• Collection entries
>> START

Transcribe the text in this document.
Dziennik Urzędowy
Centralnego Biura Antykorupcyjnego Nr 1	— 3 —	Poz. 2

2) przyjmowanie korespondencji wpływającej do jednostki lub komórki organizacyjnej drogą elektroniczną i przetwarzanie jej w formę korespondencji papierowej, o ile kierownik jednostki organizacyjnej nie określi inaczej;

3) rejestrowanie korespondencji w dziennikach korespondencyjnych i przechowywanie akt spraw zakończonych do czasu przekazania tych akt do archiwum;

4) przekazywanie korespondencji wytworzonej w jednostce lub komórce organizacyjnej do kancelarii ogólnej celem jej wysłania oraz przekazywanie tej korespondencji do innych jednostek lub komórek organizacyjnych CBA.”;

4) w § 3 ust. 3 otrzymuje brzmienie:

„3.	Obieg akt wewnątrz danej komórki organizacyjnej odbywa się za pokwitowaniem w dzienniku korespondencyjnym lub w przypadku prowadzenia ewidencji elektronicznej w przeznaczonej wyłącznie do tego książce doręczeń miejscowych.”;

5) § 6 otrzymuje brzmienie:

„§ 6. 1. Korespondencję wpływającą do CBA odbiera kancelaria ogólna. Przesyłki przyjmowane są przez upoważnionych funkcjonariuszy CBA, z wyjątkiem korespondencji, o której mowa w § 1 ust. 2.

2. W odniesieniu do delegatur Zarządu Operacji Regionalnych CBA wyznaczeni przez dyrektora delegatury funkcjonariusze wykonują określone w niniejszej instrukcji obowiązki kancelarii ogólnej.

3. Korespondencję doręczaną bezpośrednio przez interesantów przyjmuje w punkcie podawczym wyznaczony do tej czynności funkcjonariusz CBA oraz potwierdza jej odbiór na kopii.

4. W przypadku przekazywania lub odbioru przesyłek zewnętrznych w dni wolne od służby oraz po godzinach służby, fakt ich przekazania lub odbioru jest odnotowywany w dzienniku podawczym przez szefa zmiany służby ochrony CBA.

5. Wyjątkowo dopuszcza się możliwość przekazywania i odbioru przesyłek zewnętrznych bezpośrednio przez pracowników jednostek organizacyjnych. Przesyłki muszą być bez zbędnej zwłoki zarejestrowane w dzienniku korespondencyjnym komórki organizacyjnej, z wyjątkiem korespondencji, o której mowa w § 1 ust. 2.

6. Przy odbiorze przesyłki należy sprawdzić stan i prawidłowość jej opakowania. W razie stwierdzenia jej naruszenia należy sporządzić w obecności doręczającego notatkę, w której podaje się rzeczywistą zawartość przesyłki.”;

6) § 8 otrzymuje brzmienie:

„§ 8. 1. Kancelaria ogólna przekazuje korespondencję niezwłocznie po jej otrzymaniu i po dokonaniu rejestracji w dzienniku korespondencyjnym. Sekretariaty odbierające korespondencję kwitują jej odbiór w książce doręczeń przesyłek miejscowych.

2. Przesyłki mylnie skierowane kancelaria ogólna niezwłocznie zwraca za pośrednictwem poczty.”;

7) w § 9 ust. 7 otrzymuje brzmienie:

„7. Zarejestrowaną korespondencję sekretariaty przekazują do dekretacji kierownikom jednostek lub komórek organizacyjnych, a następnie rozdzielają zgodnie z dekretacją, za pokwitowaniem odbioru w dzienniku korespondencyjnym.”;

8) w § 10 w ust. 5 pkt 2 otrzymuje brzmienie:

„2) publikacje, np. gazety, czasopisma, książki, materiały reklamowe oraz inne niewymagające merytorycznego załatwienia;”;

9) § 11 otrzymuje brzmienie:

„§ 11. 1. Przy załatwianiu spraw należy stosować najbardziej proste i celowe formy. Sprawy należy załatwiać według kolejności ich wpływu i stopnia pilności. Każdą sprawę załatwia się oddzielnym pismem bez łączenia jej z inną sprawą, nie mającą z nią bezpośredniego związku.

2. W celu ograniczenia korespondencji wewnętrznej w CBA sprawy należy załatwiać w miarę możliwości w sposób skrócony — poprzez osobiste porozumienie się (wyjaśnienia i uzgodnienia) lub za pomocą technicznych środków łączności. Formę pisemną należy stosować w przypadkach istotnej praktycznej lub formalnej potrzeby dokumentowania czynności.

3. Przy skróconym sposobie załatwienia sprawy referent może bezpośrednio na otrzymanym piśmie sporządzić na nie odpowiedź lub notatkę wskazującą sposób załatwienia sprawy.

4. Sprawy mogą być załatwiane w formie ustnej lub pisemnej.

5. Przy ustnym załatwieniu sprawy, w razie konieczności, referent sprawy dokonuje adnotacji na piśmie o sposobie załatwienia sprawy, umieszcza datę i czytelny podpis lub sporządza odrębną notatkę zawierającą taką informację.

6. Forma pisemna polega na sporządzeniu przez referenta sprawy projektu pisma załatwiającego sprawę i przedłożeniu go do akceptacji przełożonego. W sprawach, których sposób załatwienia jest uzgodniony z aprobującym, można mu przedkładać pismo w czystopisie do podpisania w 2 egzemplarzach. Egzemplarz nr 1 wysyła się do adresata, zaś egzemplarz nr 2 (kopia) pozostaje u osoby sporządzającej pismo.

>> END

• What this task involves
Each line in the data that holds the string "pokwitowaniem" should be found and copied.

• Solution below
„3.	Obieg akt wewnątrz danej komórki organizacyjnej odbywa się za pokwitowaniem w dzienniku korespondencyjnym lub w przypadku prowadzenia ewidencji elektronicznej w przeznaczonej wyłącznie do tego książce doręczeń miejscowych.”;
„7. Zarejestrowaną korespondencję sekretariaty przekazują do dekretacji kierownikom jednostek lub komórek organizacyjnych, a następnie rozdzielają zgodnie z dekretacją, za pokwitowaniem odbioru w dzienniku korespondencyjnym.”;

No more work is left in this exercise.